> [Given problem] Can you transcribe every record below exactly as it appears?

> [Entries provided]
* * *

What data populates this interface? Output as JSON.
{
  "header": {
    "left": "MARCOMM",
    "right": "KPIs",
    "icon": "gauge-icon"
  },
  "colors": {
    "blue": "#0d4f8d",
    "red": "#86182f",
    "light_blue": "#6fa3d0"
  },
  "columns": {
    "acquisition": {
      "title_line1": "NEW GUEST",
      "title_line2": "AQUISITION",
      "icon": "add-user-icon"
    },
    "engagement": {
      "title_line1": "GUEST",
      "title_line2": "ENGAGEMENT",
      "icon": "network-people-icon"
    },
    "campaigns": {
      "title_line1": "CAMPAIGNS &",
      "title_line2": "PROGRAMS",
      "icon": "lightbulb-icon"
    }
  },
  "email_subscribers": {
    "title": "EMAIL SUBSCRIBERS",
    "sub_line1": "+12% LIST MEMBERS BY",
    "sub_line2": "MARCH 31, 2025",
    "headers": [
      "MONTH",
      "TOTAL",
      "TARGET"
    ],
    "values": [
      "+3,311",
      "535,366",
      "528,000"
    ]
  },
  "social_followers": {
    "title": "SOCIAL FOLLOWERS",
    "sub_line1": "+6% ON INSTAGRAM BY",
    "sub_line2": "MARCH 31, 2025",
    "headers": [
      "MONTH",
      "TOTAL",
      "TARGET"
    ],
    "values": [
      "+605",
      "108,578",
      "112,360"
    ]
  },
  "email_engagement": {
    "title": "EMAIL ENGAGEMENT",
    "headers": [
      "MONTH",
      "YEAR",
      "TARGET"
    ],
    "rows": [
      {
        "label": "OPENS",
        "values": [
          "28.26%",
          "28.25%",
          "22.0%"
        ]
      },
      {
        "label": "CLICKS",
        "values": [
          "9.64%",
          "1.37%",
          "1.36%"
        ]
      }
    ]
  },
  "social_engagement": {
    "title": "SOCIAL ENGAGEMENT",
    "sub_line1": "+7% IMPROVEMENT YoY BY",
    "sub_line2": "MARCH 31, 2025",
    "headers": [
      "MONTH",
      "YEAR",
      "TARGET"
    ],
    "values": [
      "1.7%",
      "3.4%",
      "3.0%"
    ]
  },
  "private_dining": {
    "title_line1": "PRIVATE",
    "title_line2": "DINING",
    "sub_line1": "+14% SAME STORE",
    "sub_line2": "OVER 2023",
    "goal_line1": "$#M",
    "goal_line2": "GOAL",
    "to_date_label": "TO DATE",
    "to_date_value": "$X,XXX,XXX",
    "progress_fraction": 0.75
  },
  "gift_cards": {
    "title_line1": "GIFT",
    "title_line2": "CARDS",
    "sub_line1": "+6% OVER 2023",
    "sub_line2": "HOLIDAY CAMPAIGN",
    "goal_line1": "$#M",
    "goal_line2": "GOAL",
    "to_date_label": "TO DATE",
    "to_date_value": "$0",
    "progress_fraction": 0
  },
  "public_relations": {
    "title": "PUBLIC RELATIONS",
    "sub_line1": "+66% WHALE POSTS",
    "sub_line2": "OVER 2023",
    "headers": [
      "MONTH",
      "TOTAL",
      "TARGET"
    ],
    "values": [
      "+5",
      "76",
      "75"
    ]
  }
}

* * *

> [Result below]
What data populates this interface? Output as JSON.
{
  "header": {
    "left": "MARCOMM",
    "right": "KPIs",
    "icon": "gauge-icon"
  },
  "colors": {
    "blue": "#0d4f8d",
    "red": "#86182f",
    "light_blue": "#6fa3d0"
  },
  "columns": {
    "acquisition": {
      "title_line1": "NEW GUEST",
      "title_line2": "AQUISITION",
      "icon": "add-user-icon"
    },
    "engagement": {
      "title_line1": "GUEST",
      "title_line2": "ENGAGEMENT",
      "icon": "network-people-icon"
    },
    "campaigns": {
      "title_line1": "CAMPAIGNS &",
      "title_line2": "PROGRAMS",
      "icon": "lightbulb-icon"
    }
  },
  "email_subscribers": {
    "title": "EMAIL SUBSCRIBERS",
    "sub_line1": "+12% LIST MEMBERS BY",
    "sub_line2": "MARCH 31, 2025",
    "headers": [
      "MONTH",
      "TOTAL",
      "TARGET"
    ],
    "values": [
      "+3,311",
      "535,366",
      "528,000"
    ]
  },
  "social_followers": {
    "title": "SOCIAL FOLLOWERS",
    "sub_line1": "+6% ON INSTAGRAM BY",
    "sub_line2": "MARCH 31, 2025",
    "headers": [
      "MONTH",
      "TOTAL",
      "TARGET"
    ],
    "values": [
      "+605",
      "108,578",
      "112,360"
    ]
  },
  "email_engagement": {
    "title": "EMAIL ENGAGEMENT",
    "headers": [
      "MONTH",
      "YEAR",
      "TARGET"
    ],
    "rows": [
      {
        "label": "OPENS",
        "values": [
          "28.26%",
          "28.25%",
          "22.0%"
        ]
      },
      {
        "label": "CLICKS",
        "values": [
          "9.64%",
          "1.37%",
          "1.36%"
        ]
      }
    ]
  },
  "social_engagement": {
    "title": "SOCIAL ENGAGEMENT",
    "sub_line1": "+7% IMPROVEMENT YoY BY",
    "sub_line2": "MARCH 31, 2025",
    "headers": [
      "MONTH",
      "YEAR",
      "TARGET"
    ],
    "values": [
      "1.7%",
      "3.4%",
      "3.0%"
    ]
  },
  "private_dining": {
    "title_line1": "PRIVATE",
    "title_line2": "DINING",
    "sub_line1": "+14% SAME STORE",
    "sub_line2": "OVER 2023",
    "goal_line1": "$#M",
    "goal_line2": "GOAL",
    "to_date_label": "TO DATE",
    "to_date_value": "$X,XXX,XXX",
    "progress_fraction": 0.75
  },
  "gift_cards": {
    "title_line1": "GIFT",
    "title_line2": "CARDS",
    "sub_line1": "+6% OVER 2023",
    "sub_line2": "HOLIDAY CAMPAIGN",
    "goal_line1": "$#M",
    "goal_line2": "GOAL",
    "to_date_label": "TO DATE",
    "to_date_value": "$0",
    "progress_fraction": 0
  },
  "public_relations": {
    "title": "PUBLIC RELATIONS",
    "sub_line1": "+66% WHALE POSTS",
    "sub_line2": "OVER 2023",
    "headers": [
      "MONTH",
      "TOTAL",
      "TARGET"
    ],
    "values": [
      "+5",
      "76",
      "75"
    ]
  }
}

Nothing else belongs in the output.